▶ _REQUIRED WORK_: Select all lines holding the word "период" from the entries that follow.
++++++++
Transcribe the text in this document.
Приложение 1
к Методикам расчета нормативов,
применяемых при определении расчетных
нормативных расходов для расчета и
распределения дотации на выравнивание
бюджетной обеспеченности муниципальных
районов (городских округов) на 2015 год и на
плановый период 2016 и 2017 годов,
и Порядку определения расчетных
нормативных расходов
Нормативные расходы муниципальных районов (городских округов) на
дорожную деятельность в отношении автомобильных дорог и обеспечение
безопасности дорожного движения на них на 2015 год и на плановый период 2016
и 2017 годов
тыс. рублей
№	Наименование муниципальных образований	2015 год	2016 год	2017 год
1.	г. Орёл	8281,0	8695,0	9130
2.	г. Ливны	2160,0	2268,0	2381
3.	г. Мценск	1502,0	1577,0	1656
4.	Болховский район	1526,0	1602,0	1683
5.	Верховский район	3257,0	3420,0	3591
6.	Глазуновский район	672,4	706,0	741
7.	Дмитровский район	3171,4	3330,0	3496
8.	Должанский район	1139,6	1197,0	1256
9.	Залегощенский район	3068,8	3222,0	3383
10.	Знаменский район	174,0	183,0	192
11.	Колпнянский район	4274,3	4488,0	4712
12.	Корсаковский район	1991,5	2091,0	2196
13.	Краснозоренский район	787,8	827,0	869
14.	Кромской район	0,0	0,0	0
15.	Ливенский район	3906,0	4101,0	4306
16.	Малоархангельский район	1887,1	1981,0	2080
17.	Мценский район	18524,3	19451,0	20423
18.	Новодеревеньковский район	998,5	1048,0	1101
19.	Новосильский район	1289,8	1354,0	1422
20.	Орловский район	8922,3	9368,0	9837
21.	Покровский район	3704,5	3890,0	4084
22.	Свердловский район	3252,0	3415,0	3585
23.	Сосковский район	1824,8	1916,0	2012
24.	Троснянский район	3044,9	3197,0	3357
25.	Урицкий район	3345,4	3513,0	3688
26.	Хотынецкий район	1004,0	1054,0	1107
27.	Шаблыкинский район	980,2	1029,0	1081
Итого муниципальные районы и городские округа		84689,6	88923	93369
++++++++
▶ _EXPECTED ANSWER_:
плановый период 2016 и 2017 годов,
безопасности дорожного движения на них на 2015 год и на плановый период 2016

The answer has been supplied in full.